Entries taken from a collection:
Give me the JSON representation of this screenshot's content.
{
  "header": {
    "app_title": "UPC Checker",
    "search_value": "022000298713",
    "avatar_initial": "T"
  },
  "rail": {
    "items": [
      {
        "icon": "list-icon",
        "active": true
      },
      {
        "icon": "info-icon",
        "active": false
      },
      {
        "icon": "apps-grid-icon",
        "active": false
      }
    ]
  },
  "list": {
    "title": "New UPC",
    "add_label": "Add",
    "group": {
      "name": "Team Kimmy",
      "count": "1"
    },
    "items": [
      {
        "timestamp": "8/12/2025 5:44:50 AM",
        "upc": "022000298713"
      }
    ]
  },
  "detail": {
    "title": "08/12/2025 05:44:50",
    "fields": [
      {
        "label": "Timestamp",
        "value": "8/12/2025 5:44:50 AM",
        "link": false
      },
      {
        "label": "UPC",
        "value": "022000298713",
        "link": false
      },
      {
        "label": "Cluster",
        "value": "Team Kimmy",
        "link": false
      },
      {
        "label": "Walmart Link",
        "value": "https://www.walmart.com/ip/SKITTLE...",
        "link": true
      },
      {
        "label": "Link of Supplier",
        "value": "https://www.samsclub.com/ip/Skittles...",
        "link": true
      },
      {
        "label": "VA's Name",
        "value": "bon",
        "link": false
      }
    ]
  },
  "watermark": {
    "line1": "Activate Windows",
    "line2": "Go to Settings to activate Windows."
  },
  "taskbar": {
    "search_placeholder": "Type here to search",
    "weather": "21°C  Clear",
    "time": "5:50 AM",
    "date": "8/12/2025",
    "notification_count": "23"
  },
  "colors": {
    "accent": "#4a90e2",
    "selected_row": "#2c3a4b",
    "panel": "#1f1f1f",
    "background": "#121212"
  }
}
--
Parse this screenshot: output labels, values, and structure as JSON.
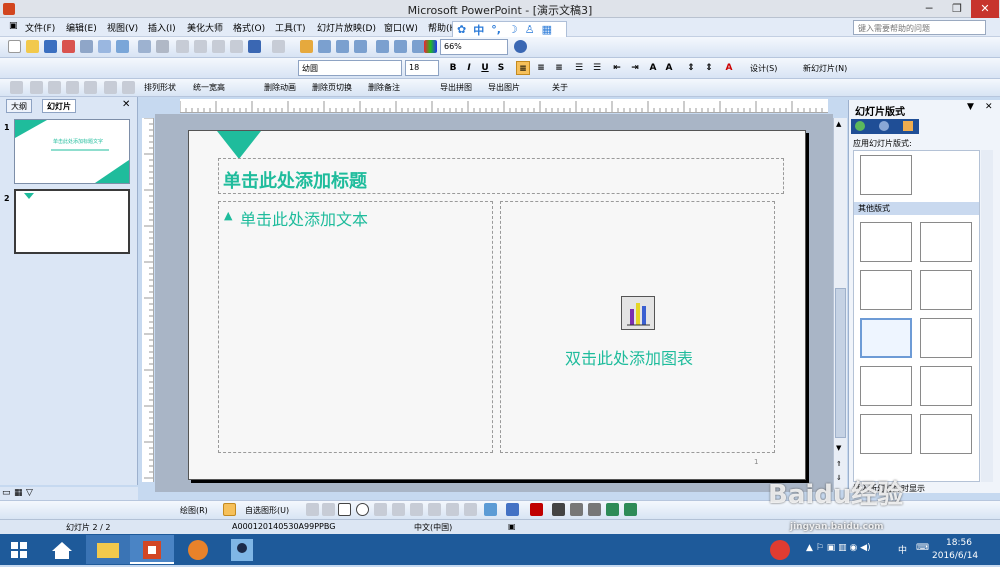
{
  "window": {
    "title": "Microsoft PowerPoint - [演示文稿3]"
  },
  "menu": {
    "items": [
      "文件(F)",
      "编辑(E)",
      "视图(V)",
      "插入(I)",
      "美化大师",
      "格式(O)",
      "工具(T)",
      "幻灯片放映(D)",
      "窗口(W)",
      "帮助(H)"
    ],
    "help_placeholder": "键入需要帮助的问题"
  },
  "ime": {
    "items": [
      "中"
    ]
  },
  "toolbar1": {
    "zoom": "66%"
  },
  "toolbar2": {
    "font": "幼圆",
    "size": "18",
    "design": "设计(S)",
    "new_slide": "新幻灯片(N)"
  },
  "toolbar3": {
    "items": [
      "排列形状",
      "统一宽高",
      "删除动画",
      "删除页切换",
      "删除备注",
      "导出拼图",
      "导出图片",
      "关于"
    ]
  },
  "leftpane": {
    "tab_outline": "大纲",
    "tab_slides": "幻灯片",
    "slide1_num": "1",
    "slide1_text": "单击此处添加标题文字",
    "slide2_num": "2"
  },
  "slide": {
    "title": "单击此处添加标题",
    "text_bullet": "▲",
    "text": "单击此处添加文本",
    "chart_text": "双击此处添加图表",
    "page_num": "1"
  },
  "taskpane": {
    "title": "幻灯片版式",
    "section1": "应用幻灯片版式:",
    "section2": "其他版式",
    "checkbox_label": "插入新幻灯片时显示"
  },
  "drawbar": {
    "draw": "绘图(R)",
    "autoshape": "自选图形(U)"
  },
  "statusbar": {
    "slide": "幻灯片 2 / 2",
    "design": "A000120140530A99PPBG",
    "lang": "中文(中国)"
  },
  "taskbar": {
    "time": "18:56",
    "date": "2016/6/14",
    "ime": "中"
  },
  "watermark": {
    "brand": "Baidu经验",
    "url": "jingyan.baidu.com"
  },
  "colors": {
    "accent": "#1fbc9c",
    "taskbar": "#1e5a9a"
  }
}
* * *
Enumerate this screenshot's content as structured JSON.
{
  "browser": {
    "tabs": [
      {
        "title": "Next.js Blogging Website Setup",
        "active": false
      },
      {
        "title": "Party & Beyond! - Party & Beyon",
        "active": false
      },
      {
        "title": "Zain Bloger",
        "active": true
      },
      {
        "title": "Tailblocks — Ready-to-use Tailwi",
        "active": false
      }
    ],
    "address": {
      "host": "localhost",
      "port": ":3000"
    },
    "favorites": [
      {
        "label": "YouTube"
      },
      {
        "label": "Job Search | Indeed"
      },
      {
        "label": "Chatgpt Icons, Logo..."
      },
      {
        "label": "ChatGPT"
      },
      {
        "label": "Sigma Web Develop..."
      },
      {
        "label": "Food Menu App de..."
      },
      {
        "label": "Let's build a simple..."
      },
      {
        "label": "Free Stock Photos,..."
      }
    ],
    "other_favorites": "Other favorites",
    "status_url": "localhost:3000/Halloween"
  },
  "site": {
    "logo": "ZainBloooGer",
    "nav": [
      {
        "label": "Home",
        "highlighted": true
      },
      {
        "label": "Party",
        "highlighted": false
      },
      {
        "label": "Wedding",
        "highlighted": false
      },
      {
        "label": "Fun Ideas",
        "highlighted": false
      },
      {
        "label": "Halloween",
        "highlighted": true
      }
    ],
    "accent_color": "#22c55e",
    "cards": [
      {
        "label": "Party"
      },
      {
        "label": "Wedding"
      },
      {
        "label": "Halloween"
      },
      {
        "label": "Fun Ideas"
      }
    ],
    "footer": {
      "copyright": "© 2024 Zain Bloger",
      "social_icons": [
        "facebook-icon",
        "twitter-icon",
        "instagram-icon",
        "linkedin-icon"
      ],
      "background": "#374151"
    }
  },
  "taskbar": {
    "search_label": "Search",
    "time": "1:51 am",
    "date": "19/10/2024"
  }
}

• _Exercise task_
Find the string "https" in the listing and return every line that holds it.

• _Solution for this problem_
        "value": "https://www.walmart.com/ip/SKITTLE...",
        "value": "https://www.samsclub.com/ip/Skittles...",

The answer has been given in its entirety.